### Problem details
Can the data below be echoed back word for word?

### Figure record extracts
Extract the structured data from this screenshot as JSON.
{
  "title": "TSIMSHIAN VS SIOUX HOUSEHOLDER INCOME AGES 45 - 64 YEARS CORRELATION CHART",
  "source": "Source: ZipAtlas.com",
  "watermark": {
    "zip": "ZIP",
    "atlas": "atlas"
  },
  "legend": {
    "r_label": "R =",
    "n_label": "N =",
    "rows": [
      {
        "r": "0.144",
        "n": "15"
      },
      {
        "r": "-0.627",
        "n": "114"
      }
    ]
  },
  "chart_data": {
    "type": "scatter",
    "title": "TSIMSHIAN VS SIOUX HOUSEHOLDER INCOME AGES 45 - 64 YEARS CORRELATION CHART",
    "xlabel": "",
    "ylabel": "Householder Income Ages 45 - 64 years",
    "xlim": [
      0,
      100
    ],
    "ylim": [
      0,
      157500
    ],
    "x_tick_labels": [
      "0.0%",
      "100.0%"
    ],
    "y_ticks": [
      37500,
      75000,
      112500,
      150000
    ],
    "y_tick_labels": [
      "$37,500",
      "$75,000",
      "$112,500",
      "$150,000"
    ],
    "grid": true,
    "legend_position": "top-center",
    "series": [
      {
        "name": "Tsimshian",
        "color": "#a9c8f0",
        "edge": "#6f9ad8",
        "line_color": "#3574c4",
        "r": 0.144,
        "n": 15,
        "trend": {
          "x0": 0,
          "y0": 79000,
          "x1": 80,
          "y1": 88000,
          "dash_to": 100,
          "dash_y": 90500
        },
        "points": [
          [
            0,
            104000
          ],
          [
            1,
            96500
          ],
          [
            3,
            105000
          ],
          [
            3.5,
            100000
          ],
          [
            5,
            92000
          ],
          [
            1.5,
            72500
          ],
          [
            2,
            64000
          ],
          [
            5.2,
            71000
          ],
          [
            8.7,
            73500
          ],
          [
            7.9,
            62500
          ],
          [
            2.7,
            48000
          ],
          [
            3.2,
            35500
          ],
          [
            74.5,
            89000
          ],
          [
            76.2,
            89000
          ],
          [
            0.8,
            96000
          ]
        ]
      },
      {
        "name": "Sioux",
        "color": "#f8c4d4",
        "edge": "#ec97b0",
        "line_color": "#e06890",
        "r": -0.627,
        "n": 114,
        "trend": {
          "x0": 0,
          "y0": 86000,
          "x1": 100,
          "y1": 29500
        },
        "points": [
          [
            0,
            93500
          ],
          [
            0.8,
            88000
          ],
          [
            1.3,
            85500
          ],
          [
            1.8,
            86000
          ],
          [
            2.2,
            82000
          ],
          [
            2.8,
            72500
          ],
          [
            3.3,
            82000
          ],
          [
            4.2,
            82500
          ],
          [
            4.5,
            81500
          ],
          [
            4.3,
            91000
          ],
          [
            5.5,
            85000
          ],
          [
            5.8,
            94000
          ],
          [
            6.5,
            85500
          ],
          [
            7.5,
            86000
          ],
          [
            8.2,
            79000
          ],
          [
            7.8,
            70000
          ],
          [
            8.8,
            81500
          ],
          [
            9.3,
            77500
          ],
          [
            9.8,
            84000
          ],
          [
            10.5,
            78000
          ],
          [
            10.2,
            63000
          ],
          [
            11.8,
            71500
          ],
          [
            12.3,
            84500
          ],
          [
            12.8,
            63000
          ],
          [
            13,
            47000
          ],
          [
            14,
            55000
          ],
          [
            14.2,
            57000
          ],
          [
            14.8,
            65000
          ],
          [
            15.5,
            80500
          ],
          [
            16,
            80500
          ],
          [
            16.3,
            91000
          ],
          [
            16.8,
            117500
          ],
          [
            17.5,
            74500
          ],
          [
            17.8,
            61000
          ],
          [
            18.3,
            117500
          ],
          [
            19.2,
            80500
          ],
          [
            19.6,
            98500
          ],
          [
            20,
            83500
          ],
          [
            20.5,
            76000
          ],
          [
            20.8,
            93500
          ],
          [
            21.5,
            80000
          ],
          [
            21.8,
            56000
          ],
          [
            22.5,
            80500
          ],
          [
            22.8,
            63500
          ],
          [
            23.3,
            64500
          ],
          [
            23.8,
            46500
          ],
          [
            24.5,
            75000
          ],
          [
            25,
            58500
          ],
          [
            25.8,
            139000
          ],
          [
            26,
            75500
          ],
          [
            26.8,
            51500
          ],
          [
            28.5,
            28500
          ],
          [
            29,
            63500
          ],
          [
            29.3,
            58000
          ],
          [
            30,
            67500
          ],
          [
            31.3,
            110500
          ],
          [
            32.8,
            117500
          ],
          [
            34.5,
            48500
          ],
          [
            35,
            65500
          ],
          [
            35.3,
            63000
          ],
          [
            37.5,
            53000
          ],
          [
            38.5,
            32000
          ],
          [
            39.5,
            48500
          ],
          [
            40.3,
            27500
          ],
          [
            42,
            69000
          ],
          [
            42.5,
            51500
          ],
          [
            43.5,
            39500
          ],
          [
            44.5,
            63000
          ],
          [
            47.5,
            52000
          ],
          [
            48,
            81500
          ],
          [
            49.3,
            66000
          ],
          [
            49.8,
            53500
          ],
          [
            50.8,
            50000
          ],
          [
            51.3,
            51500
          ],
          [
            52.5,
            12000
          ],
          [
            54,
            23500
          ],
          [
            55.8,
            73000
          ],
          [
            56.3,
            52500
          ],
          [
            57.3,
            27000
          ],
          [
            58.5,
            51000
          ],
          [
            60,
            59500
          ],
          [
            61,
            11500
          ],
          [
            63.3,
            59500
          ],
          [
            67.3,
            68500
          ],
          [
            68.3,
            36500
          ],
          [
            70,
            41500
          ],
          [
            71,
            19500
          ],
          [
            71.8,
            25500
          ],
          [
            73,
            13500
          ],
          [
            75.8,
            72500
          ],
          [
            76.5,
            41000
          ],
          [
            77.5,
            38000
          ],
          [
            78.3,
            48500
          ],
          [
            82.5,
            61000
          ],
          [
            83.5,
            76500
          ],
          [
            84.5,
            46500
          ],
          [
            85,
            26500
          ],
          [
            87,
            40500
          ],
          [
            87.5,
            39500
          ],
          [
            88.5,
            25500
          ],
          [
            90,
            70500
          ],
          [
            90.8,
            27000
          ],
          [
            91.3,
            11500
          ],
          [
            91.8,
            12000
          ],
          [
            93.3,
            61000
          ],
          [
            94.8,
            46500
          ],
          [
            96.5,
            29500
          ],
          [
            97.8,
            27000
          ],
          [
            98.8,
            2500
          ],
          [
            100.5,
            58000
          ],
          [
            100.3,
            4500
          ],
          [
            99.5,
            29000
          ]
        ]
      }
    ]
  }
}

### Output
Extract the structured data from this screenshot as JSON.
{
  "title": "TSIMSHIAN VS SIOUX HOUSEHOLDER INCOME AGES 45 - 64 YEARS CORRELATION CHART",
  "source": "Source: ZipAtlas.com",
  "watermark": {
    "zip": "ZIP",
    "atlas": "atlas"
  },
  "legend": {
    "r_label": "R =",
    "n_label": "N =",
    "rows": [
      {
        "r": "0.144",
        "n": "15"
      },
      {
        "r": "-0.627",
        "n": "114"
      }
    ]
  },
  "chart_data": {
    "type": "scatter",
    "title": "TSIMSHIAN VS SIOUX HOUSEHOLDER INCOME AGES 45 - 64 YEARS CORRELATION CHART",
    "xlabel": "",
    "ylabel": "Householder Income Ages 45 - 64 years",
    "xlim": [
      0,
      100
    ],
    "ylim": [
      0,
      157500
    ],
    "x_tick_labels": [
      "0.0%",
      "100.0%"
    ],
    "y_ticks": [
      37500,
      75000,
      112500,
      150000
    ],
    "y_tick_labels": [
      "$37,500",
      "$75,000",
      "$112,500",
      "$150,000"
    ],
    "grid": true,
    "legend_position": "top-center",
    "series": [
      {
        "name": "Tsimshian",
        "color": "#a9c8f0",
        "edge": "#6f9ad8",
        "line_color": "#3574c4",
        "r": 0.144,
        "n": 15,
        "trend": {
          "x0": 0,
          "y0": 79000,
          "x1": 80,
          "y1": 88000,
          "dash_to": 100,
          "dash_y": 90500
        },
        "points": [
          [
            0,
            104000
          ],
          [
            1,
            96500
          ],
          [
            3,
            105000
          ],
          [
            3.5,
            100000
          ],
          [
            5,
            92000
          ],
          [
            1.5,
            72500
          ],
          [
            2,
            64000
          ],
          [
            5.2,
            71000
          ],
          [
            8.7,
            73500
          ],
          [
            7.9,
            62500
          ],
          [
            2.7,
            48000
          ],
          [
            3.2,
            35500
          ],
          [
            74.5,
            89000
          ],
          [
            76.2,
            89000
          ],
          [
            0.8,
            96000
          ]
        ]
      },
      {
        "name": "Sioux",
        "color": "#f8c4d4",
        "edge": "#ec97b0",
        "line_color": "#e06890",
        "r": -0.627,
        "n": 114,
        "trend": {
          "x0": 0,
          "y0": 86000,
          "x1": 100,
          "y1": 29500
        },
        "points": [
          [
            0,
            93500
          ],
          [
            0.8,
            88000
          ],
          [
            1.3,
            85500
          ],
          [
            1.8,
            86000
          ],
          [
            2.2,
            82000
          ],
          [
            2.8,
            72500
          ],
          [
            3.3,
            82000
          ],
          [
            4.2,
            82500
          ],
          [
            4.5,
            81500
          ],
          [
            4.3,
            91000
          ],
          [
            5.5,
            85000
          ],
          [
            5.8,
            94000
          ],
          [
            6.5,
            85500
          ],
          [
            7.5,
            86000
          ],
          [
            8.2,
            79000
          ],
          [
            7.8,
            70000
          ],
          [
            8.8,
            81500
          ],
          [
            9.3,
            77500
          ],
          [
            9.8,
            84000
          ],
          [
            10.5,
            78000
          ],
          [
            10.2,
            63000
          ],
          [
            11.8,
            71500
          ],
          [
            12.3,
            84500
          ],
          [
            12.8,
            63000
          ],
          [
            13,
            47000
          ],
          [
            14,
            55000
          ],
          [
            14.2,
            57000
          ],
          [
            14.8,
            65000
          ],
          [
            15.5,
            80500
          ],
          [
            16,
            80500
          ],
          [
            16.3,
            91000
          ],
          [
            16.8,
            117500
          ],
          [
            17.5,
            74500
          ],
          [
            17.8,
            61000
          ],
          [
            18.3,
            117500
          ],
          [
            19.2,
            80500
          ],
          [
            19.6,
            98500
          ],
          [
            20,
            83500
          ],
          [
            20.5,
            76000
          ],
          [
            20.8,
            93500
          ],
          [
            21.5,
            80000
          ],
          [
            21.8,
            56000
          ],
          [
            22.5,
            80500
          ],
          [
            22.8,
            63500
          ],
          [
            23.3,
            64500
          ],
          [
            23.8,
            46500
          ],
          [
            24.5,
            75000
          ],
          [
            25,
            58500
          ],
          [
            25.8,
            139000
          ],
          [
            26,
            75500
          ],
          [
            26.8,
            51500
          ],
          [
            28.5,
            28500
          ],
          [
            29,
            63500
          ],
          [
            29.3,
            58000
          ],
          [
            30,
            67500
          ],
          [
            31.3,
            110500
          ],
          [
            32.8,
            117500
          ],
          [
            34.5,
            48500
          ],
          [
            35,
            65500
          ],
          [
            35.3,
            63000
          ],
          [
            37.5,
            53000
          ],
          [
            38.5,
            32000
          ],
          [
            39.5,
            48500
          ],
          [
            40.3,
            27500
          ],
          [
            42,
            69000
          ],
          [
            42.5,
            51500
          ],
          [
            43.5,
            39500
          ],
          [
            44.5,
            63000
          ],
          [
            47.5,
            52000
          ],
          [
            48,
            81500
          ],
          [
            49.3,
            66000
          ],
          [
            49.8,
            53500
          ],
          [
            50.8,
            50000
          ],
          [
            51.3,
            51500
          ],
          [
            52.5,
            12000
          ],
          [
            54,
            23500
          ],
          [
            55.8,
            73000
          ],
          [
            56.3,
            52500
          ],
          [
            57.3,
            27000
          ],
          [
            58.5,
            51000
          ],
          [
            60,
            59500
          ],
          [
            61,
            11500
          ],
          [
            63.3,
            59500
          ],
          [
            67.3,
            68500
          ],
          [
            68.3,
            36500
          ],
          [
            70,
            41500
          ],
          [
            71,
            19500
          ],
          [
            71.8,
            25500
          ],
          [
            73,
            13500
          ],
          [
            75.8,
            72500
          ],
          [
            76.5,
            41000
          ],
          [
            77.5,
            38000
          ],
          [
            78.3,
            48500
          ],
          [
            82.5,
            61000
          ],
          [
            83.5,
            76500
          ],
          [
            84.5,
            46500
          ],
          [
            85,
            26500
          ],
          [
            87,
            40500
          ],
          [
            87.5,
            39500
          ],
          [
            88.5,
            25500
          ],
          [
            90,
            70500
          ],
          [
            90.8,
            27000
          ],
          [
            91.3,
            11500
          ],
          [
            91.8,
            12000
          ],
          [
            93.3,
            61000
          ],
          [
            94.8,
            46500
          ],
          [
            96.5,
            29500
          ],
          [
            97.8,
            27000
          ],
          [
            98.8,
            2500
          ],
          [
            100.5,
            58000
          ],
          [
            100.3,
            4500
          ],
          [
            99.5,
            29000
          ]
        ]
      }
    ]
  }
}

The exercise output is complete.